Written problem: Leave out every picture, then transcribe the rest of the listing exactly.

Dataset entries:

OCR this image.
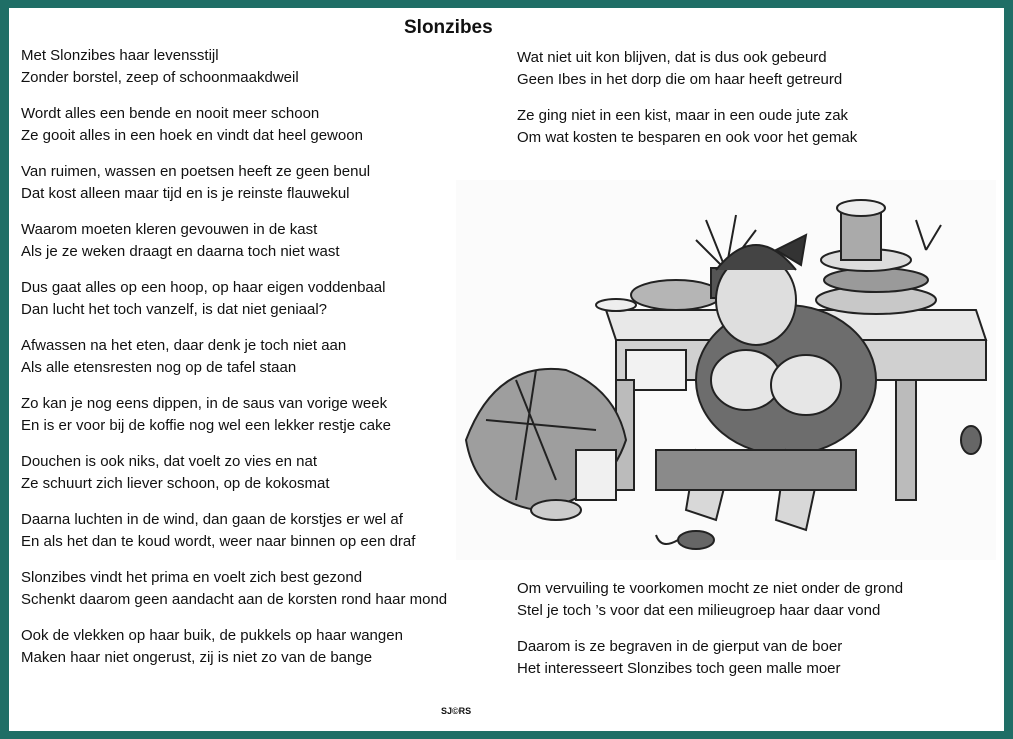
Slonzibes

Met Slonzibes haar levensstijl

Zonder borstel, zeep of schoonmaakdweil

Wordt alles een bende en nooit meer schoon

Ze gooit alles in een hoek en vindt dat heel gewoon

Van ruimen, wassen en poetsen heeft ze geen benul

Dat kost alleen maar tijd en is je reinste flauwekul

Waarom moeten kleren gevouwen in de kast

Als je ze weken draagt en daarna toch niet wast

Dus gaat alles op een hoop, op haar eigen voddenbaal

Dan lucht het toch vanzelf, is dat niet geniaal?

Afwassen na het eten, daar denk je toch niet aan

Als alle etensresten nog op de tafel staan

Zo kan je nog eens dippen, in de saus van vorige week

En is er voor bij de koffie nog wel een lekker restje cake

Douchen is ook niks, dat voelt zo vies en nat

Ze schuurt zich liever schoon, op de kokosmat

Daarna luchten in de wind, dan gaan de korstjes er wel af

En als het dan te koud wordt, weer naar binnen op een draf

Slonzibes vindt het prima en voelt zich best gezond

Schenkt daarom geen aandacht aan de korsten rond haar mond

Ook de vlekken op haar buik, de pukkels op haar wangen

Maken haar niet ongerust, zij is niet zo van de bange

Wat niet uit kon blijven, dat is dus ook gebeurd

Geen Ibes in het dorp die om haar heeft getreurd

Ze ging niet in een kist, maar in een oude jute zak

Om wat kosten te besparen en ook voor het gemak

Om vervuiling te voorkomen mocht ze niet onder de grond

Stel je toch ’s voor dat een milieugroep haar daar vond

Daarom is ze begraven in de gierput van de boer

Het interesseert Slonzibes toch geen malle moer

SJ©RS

Solution to this exercise:
OCR this image.
Slonzibes

Met Slonzibes haar levensstijl

Zonder borstel, zeep of schoonmaakdweil

Wordt alles een bende en nooit meer schoon

Ze gooit alles in een hoek en vindt dat heel gewoon

Van ruimen, wassen en poetsen heeft ze geen benul

Dat kost alleen maar tijd en is je reinste flauwekul

Waarom moeten kleren gevouwen in de kast

Als je ze weken draagt en daarna toch niet wast

Dus gaat alles op een hoop, op haar eigen voddenbaal

Dan lucht het toch vanzelf, is dat niet geniaal?

Afwassen na het eten, daar denk je toch niet aan

Als alle etensresten nog op de tafel staan

Zo kan je nog eens dippen, in de saus van vorige week

En is er voor bij de koffie nog wel een lekker restje cake

Douchen is ook niks, dat voelt zo vies en nat

Ze schuurt zich liever schoon, op de kokosmat

Daarna luchten in de wind, dan gaan de korstjes er wel af

En als het dan te koud wordt, weer naar binnen op een draf

Slonzibes vindt het prima en voelt zich best gezond

Schenkt daarom geen aandacht aan de korsten rond haar mond

Ook de vlekken op haar buik, de pukkels op haar wangen

Maken haar niet ongerust, zij is niet zo van de bange

Wat niet uit kon blijven, dat is dus ook gebeurd

Geen Ibes in het dorp die om haar heeft getreurd

Ze ging niet in een kist, maar in een oude jute zak

Om wat kosten te besparen en ook voor het gemak

Om vervuiling te voorkomen mocht ze niet onder de grond

Stel je toch ’s voor dat een milieugroep haar daar vond

Daarom is ze begraven in de gierput van de boer

Het interesseert Slonzibes toch geen malle moer

SJ©RS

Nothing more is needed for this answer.